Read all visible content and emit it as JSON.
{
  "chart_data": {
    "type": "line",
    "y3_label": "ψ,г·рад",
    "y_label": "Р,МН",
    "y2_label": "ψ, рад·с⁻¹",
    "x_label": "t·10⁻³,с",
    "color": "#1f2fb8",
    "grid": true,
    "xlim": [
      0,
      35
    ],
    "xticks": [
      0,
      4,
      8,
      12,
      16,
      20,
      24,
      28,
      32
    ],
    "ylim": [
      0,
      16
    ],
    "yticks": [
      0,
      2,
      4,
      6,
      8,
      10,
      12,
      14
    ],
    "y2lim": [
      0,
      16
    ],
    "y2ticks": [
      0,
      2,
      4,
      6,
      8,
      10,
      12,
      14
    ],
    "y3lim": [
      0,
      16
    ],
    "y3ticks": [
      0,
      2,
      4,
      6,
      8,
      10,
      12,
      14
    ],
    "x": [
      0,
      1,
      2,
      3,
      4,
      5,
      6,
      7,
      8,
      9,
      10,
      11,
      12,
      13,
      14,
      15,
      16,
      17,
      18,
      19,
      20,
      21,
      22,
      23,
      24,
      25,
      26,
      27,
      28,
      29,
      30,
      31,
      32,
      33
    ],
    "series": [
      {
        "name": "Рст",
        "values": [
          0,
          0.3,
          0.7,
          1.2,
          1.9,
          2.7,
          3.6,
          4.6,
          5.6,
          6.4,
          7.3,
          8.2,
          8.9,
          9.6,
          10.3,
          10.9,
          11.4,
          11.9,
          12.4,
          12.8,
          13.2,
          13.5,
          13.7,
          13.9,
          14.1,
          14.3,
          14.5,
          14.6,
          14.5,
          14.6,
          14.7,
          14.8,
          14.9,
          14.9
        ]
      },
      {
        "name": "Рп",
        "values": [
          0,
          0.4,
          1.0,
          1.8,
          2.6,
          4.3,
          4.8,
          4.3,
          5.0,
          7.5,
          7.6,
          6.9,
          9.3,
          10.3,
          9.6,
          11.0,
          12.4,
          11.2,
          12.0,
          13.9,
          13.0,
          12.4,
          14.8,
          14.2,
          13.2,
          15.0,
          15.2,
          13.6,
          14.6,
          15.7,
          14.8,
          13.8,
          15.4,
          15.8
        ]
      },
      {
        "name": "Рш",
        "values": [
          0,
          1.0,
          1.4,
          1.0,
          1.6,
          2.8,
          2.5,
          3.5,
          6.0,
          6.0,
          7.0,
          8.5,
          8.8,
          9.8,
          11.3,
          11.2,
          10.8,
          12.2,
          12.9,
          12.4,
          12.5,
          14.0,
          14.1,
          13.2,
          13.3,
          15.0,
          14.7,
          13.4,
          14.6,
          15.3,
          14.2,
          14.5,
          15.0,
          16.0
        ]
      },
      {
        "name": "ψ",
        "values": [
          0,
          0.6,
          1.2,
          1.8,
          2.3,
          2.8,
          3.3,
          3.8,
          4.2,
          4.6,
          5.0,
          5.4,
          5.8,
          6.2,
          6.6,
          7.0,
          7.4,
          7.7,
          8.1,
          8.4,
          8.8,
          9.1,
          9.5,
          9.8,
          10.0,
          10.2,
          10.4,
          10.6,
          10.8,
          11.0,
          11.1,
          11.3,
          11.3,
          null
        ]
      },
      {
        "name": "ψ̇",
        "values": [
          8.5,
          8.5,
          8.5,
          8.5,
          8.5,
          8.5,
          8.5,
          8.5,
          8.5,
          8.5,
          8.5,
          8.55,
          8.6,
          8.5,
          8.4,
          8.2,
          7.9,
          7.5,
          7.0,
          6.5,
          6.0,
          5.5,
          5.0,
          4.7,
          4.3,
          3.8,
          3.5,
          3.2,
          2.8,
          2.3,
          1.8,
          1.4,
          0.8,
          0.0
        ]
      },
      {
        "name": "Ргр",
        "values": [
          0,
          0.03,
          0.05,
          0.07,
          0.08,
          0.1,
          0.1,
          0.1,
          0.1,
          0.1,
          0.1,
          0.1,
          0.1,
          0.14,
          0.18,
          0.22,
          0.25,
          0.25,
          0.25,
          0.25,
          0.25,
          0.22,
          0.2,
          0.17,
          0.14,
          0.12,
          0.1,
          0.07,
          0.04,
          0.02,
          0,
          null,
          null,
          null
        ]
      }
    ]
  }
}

· · · · ·

Go through the entries above and copy every line containing "name".

        "name": "Рст",
        "name": "Рп",
        "name": "Рш",
        "name": "ψ",
        "name": "ψ̇",
        "name": "Ргр",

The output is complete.